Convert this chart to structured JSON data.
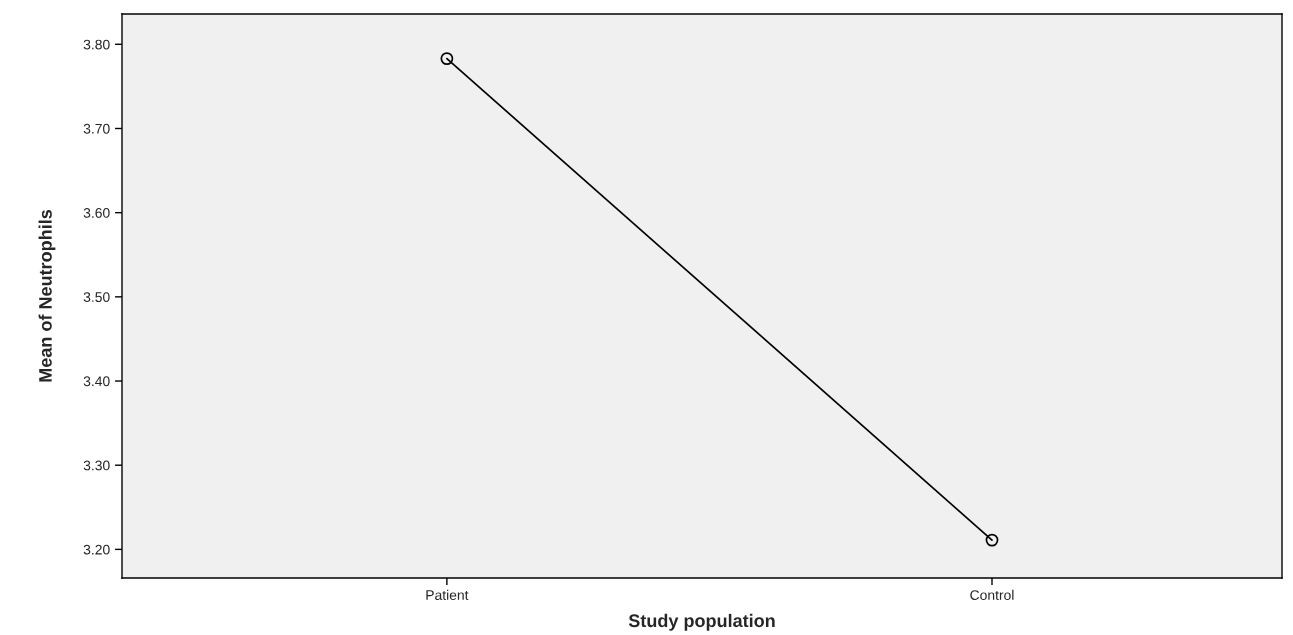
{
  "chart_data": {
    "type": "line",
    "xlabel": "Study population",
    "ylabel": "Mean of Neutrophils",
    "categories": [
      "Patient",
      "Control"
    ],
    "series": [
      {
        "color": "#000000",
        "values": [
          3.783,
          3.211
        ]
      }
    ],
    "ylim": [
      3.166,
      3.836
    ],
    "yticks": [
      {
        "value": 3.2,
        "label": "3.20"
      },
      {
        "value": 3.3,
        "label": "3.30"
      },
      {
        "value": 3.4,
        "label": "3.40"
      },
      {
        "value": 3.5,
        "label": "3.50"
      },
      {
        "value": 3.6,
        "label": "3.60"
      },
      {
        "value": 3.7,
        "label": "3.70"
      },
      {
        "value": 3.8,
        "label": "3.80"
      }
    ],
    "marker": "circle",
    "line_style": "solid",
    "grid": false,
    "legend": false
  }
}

★ ★ ★ ★ ★ ★ ★

# [Goal]
Copy the material above in full and exactly, skipping pictures.

# [Completed exercise]
Convert this chart to structured JSON data.
{
  "chart_data": {
    "type": "line",
    "xlabel": "Study population",
    "ylabel": "Mean of Neutrophils",
    "categories": [
      "Patient",
      "Control"
    ],
    "series": [
      {
        "color": "#000000",
        "values": [
          3.783,
          3.211
        ]
      }
    ],
    "ylim": [
      3.166,
      3.836
    ],
    "yticks": [
      {
        "value": 3.2,
        "label": "3.20"
      },
      {
        "value": 3.3,
        "label": "3.30"
      },
      {
        "value": 3.4,
        "label": "3.40"
      },
      {
        "value": 3.5,
        "label": "3.50"
      },
      {
        "value": 3.6,
        "label": "3.60"
      },
      {
        "value": 3.7,
        "label": "3.70"
      },
      {
        "value": 3.8,
        "label": "3.80"
      }
    ],
    "marker": "circle",
    "line_style": "solid",
    "grid": false,
    "legend": false
  }
}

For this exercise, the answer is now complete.